» **Aim**: Your task is to filter the data below down to the lines holding "Организация".

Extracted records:
○ ○ ○ ○
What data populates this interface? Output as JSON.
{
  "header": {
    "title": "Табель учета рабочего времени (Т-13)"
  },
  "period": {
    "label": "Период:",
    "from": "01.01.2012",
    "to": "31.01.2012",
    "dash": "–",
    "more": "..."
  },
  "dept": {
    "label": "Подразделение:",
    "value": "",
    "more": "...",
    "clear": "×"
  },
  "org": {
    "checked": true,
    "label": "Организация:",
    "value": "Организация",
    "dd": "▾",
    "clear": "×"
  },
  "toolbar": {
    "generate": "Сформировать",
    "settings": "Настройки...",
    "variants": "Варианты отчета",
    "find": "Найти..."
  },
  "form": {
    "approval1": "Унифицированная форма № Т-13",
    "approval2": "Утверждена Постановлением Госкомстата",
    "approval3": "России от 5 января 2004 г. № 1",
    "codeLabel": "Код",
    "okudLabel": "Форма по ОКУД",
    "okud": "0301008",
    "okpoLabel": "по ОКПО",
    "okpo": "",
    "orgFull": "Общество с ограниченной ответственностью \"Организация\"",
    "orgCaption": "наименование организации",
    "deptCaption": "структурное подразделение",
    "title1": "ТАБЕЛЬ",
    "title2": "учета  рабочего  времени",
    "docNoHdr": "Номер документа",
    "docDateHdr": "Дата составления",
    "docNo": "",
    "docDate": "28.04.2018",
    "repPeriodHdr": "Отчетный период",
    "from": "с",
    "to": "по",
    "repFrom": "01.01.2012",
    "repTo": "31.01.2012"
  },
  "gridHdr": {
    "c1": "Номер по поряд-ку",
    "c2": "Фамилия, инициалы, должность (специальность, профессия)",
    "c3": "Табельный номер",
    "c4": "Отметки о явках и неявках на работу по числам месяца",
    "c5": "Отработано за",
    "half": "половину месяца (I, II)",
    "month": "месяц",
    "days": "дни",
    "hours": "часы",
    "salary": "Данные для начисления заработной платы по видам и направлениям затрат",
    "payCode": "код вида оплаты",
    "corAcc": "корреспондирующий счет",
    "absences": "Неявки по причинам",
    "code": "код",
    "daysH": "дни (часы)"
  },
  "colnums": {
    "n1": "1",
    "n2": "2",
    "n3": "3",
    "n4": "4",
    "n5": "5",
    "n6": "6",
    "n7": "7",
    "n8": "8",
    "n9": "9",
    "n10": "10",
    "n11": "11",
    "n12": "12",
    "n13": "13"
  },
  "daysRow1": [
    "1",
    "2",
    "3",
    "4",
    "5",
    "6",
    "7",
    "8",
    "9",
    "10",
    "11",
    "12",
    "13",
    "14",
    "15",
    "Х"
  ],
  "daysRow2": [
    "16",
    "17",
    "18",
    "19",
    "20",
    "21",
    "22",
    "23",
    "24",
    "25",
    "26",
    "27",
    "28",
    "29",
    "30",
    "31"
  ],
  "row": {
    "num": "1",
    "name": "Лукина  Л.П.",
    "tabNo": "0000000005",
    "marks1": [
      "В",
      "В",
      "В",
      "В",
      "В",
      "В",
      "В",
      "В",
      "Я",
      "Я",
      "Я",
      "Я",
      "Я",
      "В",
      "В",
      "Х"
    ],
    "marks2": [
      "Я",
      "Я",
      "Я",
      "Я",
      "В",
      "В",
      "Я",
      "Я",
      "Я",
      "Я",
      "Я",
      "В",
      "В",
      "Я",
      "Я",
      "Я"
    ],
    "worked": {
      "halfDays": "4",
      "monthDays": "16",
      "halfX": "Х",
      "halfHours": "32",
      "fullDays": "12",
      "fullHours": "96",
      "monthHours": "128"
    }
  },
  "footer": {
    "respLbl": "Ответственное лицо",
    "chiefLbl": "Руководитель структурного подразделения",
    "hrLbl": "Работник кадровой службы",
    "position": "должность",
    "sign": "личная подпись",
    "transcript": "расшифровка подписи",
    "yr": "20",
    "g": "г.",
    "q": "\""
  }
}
○ ○ ○ ○
» **The answer**:
    "label": "Организация:",
    "value": "Организация",
    "orgFull": "Общество с ограниченной ответственностью \"Организация\"",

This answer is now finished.